## DIRECTIONS
Lines holding the string "Tribunal" are the ones to copy; find them all in the data.

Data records
"""

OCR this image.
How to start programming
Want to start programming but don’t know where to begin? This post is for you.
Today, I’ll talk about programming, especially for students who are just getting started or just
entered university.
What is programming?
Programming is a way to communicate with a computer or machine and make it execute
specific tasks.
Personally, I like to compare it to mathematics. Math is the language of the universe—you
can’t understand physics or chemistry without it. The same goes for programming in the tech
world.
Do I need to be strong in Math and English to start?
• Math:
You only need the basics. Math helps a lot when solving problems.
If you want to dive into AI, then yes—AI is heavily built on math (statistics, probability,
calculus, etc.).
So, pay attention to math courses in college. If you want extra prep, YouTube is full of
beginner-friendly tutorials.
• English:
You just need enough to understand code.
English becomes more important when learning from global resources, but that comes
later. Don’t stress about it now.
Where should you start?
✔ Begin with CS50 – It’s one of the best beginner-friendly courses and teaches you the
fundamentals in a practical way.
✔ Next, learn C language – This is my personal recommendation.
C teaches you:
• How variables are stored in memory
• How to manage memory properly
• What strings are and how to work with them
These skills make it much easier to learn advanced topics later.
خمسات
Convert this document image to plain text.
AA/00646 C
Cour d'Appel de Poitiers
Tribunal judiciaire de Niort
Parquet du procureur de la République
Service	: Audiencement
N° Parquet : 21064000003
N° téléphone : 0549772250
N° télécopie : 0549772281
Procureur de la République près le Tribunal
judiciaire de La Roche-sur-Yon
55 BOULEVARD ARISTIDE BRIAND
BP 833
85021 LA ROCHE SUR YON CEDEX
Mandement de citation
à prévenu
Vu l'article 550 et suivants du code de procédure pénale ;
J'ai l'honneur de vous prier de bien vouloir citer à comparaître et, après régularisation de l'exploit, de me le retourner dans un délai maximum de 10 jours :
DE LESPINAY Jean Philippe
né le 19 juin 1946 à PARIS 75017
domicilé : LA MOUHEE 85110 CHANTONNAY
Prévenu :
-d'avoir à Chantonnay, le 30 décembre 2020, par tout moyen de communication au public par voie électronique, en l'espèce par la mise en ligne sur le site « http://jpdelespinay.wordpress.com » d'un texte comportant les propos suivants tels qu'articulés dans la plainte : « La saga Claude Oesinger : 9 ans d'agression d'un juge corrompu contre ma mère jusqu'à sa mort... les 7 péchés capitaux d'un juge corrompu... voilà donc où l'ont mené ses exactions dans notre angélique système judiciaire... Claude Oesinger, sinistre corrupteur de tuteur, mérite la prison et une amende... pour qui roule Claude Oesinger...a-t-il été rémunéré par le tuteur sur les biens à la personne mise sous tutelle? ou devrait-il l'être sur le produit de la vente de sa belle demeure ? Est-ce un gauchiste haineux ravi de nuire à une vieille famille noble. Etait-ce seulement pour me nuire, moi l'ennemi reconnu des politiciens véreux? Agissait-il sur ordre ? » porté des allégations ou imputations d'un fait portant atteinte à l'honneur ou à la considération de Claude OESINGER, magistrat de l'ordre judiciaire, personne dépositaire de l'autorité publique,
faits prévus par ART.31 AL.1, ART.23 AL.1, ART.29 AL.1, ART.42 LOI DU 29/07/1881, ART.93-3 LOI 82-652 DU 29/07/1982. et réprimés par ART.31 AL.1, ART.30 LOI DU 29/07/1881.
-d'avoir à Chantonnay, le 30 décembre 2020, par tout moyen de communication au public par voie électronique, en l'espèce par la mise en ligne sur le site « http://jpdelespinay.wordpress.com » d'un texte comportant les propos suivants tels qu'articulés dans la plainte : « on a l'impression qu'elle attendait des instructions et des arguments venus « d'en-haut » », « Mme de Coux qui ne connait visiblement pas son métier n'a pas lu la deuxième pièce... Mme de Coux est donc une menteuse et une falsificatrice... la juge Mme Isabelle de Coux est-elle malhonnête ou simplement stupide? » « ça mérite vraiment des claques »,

"""

## WRITTEN RESPONSE
Tribunal judiciaire de Niort
Procureur de la République près le Tribunal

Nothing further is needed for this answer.